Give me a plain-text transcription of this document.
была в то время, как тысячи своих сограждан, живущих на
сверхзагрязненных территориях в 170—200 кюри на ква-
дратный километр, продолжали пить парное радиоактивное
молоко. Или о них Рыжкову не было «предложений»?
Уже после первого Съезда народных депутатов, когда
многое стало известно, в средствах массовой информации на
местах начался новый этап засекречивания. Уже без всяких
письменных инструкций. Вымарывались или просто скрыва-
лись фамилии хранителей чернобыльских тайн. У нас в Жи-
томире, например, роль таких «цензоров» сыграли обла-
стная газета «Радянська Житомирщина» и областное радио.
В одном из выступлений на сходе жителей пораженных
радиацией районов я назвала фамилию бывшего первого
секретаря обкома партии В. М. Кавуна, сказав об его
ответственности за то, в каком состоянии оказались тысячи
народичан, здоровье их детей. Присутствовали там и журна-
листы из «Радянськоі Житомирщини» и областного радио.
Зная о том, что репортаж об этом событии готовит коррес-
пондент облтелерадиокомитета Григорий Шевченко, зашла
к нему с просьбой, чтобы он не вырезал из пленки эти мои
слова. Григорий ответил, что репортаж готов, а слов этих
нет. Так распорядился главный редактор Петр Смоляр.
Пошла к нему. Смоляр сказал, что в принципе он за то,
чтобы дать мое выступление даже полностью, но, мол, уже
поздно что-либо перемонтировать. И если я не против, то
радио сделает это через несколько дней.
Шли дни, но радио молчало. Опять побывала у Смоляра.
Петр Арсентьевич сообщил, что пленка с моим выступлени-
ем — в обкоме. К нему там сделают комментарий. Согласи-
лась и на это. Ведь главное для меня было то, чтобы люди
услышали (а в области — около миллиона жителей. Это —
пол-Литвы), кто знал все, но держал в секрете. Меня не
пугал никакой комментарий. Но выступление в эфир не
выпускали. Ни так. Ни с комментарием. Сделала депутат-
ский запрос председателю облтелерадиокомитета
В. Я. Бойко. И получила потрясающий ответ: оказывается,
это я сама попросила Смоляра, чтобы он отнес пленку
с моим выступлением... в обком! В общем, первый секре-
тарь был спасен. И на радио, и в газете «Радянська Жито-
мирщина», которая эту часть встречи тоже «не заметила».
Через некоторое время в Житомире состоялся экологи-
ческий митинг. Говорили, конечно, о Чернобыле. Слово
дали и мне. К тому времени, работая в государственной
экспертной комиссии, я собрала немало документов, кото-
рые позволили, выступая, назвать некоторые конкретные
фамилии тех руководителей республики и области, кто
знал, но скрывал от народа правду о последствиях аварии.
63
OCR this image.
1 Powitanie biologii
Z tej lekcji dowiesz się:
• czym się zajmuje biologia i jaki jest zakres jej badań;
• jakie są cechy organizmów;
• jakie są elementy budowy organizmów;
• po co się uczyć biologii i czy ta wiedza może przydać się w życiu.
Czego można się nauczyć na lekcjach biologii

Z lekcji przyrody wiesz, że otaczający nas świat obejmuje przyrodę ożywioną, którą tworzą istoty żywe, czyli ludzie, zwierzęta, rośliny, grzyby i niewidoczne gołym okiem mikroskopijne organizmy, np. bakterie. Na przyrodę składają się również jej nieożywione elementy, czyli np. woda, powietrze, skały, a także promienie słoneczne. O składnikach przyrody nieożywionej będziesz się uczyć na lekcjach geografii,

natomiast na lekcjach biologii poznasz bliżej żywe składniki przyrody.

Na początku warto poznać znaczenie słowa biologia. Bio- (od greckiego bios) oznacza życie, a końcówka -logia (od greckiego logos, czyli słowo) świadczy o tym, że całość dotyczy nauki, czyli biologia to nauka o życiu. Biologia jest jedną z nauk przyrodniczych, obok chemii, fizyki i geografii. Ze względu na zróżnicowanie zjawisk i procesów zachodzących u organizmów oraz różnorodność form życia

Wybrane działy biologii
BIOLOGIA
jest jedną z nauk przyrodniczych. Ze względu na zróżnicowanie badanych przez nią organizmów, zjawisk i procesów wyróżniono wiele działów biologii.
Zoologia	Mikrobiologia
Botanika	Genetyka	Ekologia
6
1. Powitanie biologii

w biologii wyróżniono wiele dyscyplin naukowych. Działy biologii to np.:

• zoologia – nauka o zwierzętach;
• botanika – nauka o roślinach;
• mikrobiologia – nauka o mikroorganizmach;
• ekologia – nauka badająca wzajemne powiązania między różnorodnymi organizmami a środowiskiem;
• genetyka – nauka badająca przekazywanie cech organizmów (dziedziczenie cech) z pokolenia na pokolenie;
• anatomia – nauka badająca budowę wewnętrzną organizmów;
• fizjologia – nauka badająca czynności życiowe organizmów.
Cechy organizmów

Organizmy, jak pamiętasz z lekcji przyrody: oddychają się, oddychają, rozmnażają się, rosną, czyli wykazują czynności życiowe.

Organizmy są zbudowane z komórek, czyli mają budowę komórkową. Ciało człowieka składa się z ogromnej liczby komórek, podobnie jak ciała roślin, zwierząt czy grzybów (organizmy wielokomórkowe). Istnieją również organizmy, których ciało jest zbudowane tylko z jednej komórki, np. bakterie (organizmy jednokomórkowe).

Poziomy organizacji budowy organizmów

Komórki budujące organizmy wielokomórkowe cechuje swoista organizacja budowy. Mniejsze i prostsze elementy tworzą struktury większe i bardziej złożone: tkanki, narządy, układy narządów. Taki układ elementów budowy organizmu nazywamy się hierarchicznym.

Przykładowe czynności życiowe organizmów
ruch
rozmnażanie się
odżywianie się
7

▸ **REQUIRED WORK**
Without omitting anything, output the entries exactly.

▸ **COMPLETED EXERCISE**
Give me a plain-text transcription of this document.
была в то время, как тысячи своих сограждан, живущих на
сверхзагрязненных территориях в 170—200 кюри на ква-
дратный километр, продолжали пить парное радиоактивное
молоко. Или о них Рыжкову не было «предложений»?
Уже после первого Съезда народных депутатов, когда
многое стало известно, в средствах массовой информации на
местах начался новый этап засекречивания. Уже без всяких
письменных инструкций. Вымарывались или просто скрыва-
лись фамилии хранителей чернобыльских тайн. У нас в Жи-
томире, например, роль таких «цензоров» сыграли обла-
стная газета «Радянська Житомирщина» и областное радио.
В одном из выступлений на сходе жителей пораженных
радиацией районов я назвала фамилию бывшего первого
секретаря обкома партии В. М. Кавуна, сказав об его
ответственности за то, в каком состоянии оказались тысячи
народичан, здоровье их детей. Присутствовали там и журна-
листы из «Радянськоі Житомирщини» и областного радио.
Зная о том, что репортаж об этом событии готовит коррес-
пондент облтелерадиокомитета Григорий Шевченко, зашла
к нему с просьбой, чтобы он не вырезал из пленки эти мои
слова. Григорий ответил, что репортаж готов, а слов этих
нет. Так распорядился главный редактор Петр Смоляр.
Пошла к нему. Смоляр сказал, что в принципе он за то,
чтобы дать мое выступление даже полностью, но, мол, уже
поздно что-либо перемонтировать. И если я не против, то
радио сделает это через несколько дней.
Шли дни, но радио молчало. Опять побывала у Смоляра.
Петр Арсентьевич сообщил, что пленка с моим выступлени-
ем — в обкоме. К нему там сделают комментарий. Согласи-
лась и на это. Ведь главное для меня было то, чтобы люди
услышали (а в области — около миллиона жителей. Это —
пол-Литвы), кто знал все, но держал в секрете. Меня не
пугал никакой комментарий. Но выступление в эфир не
выпускали. Ни так. Ни с комментарием. Сделала депутат-
ский запрос председателю облтелерадиокомитета
В. Я. Бойко. И получила потрясающий ответ: оказывается,
это я сама попросила Смоляра, чтобы он отнес пленку
с моим выступлением... в обком! В общем, первый секре-
тарь был спасен. И на радио, и в газете «Радянська Жито-
мирщина», которая эту часть встречи тоже «не заметила».
Через некоторое время в Житомире состоялся экологи-
ческий митинг. Говорили, конечно, о Чернобыле. Слово
дали и мне. К тому времени, работая в государственной
экспертной комиссии, я собрала немало документов, кото-
рые позволили, выступая, назвать некоторые конкретные
фамилии тех руководителей республики и области, кто
знал, но скрывал от народа правду о последствиях аварии.
63
OCR this image.
1 Powitanie biologii
Z tej lekcji dowiesz się:
• czym się zajmuje biologia i jaki jest zakres jej badań;
• jakie są cechy organizmów;
• jakie są elementy budowy organizmów;
• po co się uczyć biologii i czy ta wiedza może przydać się w życiu.
Czego można się nauczyć na lekcjach biologii

Z lekcji przyrody wiesz, że otaczający nas świat obejmuje przyrodę ożywioną, którą tworzą istoty żywe, czyli ludzie, zwierzęta, rośliny, grzyby i niewidoczne gołym okiem mikroskopijne organizmy, np. bakterie. Na przyrodę składają się również jej nieożywione elementy, czyli np. woda, powietrze, skały, a także promienie słoneczne. O składnikach przyrody nieożywionej będziesz się uczyć na lekcjach geografii,

natomiast na lekcjach biologii poznasz bliżej żywe składniki przyrody.

Na początku warto poznać znaczenie słowa biologia. Bio- (od greckiego bios) oznacza życie, a końcówka -logia (od greckiego logos, czyli słowo) świadczy o tym, że całość dotyczy nauki, czyli biologia to nauka o życiu. Biologia jest jedną z nauk przyrodniczych, obok chemii, fizyki i geografii. Ze względu na zróżnicowanie zjawisk i procesów zachodzących u organizmów oraz różnorodność form życia

Wybrane działy biologii
BIOLOGIA
jest jedną z nauk przyrodniczych. Ze względu na zróżnicowanie badanych przez nią organizmów, zjawisk i procesów wyróżniono wiele działów biologii.
Zoologia	Mikrobiologia
Botanika	Genetyka	Ekologia
6
1. Powitanie biologii

w biologii wyróżniono wiele dyscyplin naukowych. Działy biologii to np.:

• zoologia – nauka o zwierzętach;
• botanika – nauka o roślinach;
• mikrobiologia – nauka o mikroorganizmach;
• ekologia – nauka badająca wzajemne powiązania między różnorodnymi organizmami a środowiskiem;
• genetyka – nauka badająca przekazywanie cech organizmów (dziedziczenie cech) z pokolenia na pokolenie;
• anatomia – nauka badająca budowę wewnętrzną organizmów;
• fizjologia – nauka badająca czynności życiowe organizmów.
Cechy organizmów

Organizmy, jak pamiętasz z lekcji przyrody: oddychają się, oddychają, rozmnażają się, rosną, czyli wykazują czynności życiowe.

Organizmy są zbudowane z komórek, czyli mają budowę komórkową. Ciało człowieka składa się z ogromnej liczby komórek, podobnie jak ciała roślin, zwierząt czy grzybów (organizmy wielokomórkowe). Istnieją również organizmy, których ciało jest zbudowane tylko z jednej komórki, np. bakterie (organizmy jednokomórkowe).

Poziomy organizacji budowy organizmów

Komórki budujące organizmy wielokomórkowe cechuje swoista organizacja budowy. Mniejsze i prostsze elementy tworzą struktury większe i bardziej złożone: tkanki, narządy, układy narządów. Taki układ elementów budowy organizmu nazywamy się hierarchicznym.

Przykładowe czynności życiowe organizmów
ruch
rozmnażanie się
odżywianie się
7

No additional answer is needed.